Exercise |
Retype all material exactly. Pictures stay out of the copy.

#### Data for this exercise

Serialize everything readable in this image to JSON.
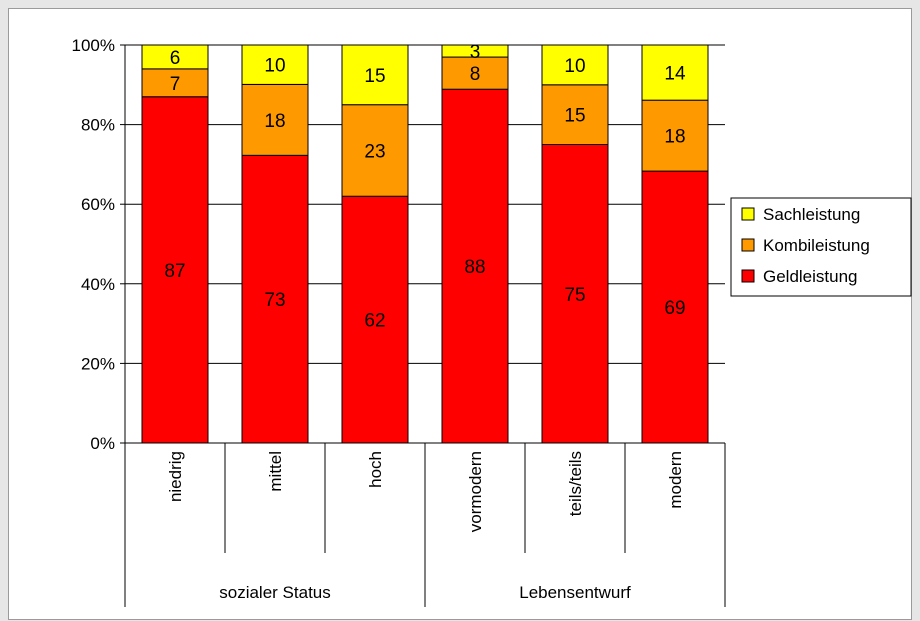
{
  "chart_data": {
    "type": "bar",
    "stacked": true,
    "percent_stacked": true,
    "categories": [
      "niedrig",
      "mittel",
      "hoch",
      "vormodern",
      "teils/teils",
      "modern"
    ],
    "groups": [
      {
        "label": "sozialer Status",
        "categories": [
          "niedrig",
          "mittel",
          "hoch"
        ]
      },
      {
        "label": "Lebensentwurf",
        "categories": [
          "vormodern",
          "teils/teils",
          "modern"
        ]
      }
    ],
    "series": [
      {
        "name": "Geldleistung",
        "color": "#ff0000",
        "values": [
          87,
          73,
          62,
          88,
          75,
          69
        ]
      },
      {
        "name": "Kombileistung",
        "color": "#ff9900",
        "values": [
          7,
          18,
          23,
          8,
          15,
          18
        ]
      },
      {
        "name": "Sachleistung",
        "color": "#ffff00",
        "values": [
          6,
          10,
          15,
          3,
          10,
          14
        ]
      }
    ],
    "y_ticks": [
      "0%",
      "20%",
      "40%",
      "60%",
      "80%",
      "100%"
    ],
    "ylim": [
      0,
      100
    ],
    "grid": true,
    "legend": {
      "position": "right",
      "entries": [
        "Sachleistung",
        "Kombileistung",
        "Geldleistung"
      ]
    }
  }
}
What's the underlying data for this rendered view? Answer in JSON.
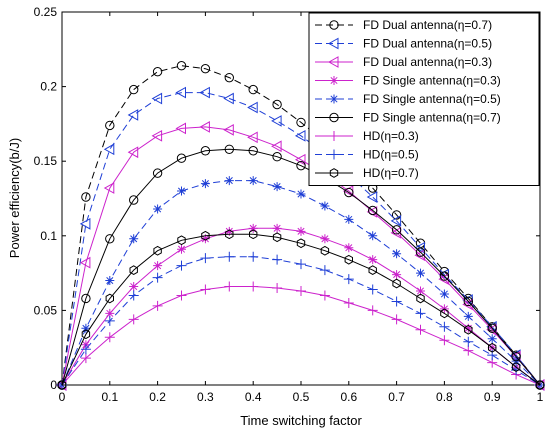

########

Response to this exercise |
Serialize everything readable in this image to JSON.
{
  "chart_data": {
    "type": "bar",
    "stacked": true,
    "percent_stacked": true,
    "categories": [
      "niedrig",
      "mittel",
      "hoch",
      "vormodern",
      "teils/teils",
      "modern"
    ],
    "groups": [
      {
        "label": "sozialer Status",
        "categories": [
          "niedrig",
          "mittel",
          "hoch"
        ]
      },
      {
        "label": "Lebensentwurf",
        "categories": [
          "vormodern",
          "teils/teils",
          "modern"
        ]
      }
    ],
    "series": [
      {
        "name": "Geldleistung",
        "color": "#ff0000",
        "values": [
          87,
          73,
          62,
          88,
          75,
          69
        ]
      },
      {
        "name": "Kombileistung",
        "color": "#ff9900",
        "values": [
          7,
          18,
          23,
          8,
          15,
          18
        ]
      },
      {
        "name": "Sachleistung",
        "color": "#ffff00",
        "values": [
          6,
          10,
          15,
          3,
          10,
          14
        ]
      }
    ],
    "y_ticks": [
      "0%",
      "20%",
      "40%",
      "60%",
      "80%",
      "100%"
    ],
    "ylim": [
      0,
      100
    ],
    "grid": true,
    "legend": {
      "position": "right",
      "entries": [
        "Sachleistung",
        "Kombileistung",
        "Geldleistung"
      ]
    }
  }
}
What's the underlying data for this rendered view? Answer in JSON.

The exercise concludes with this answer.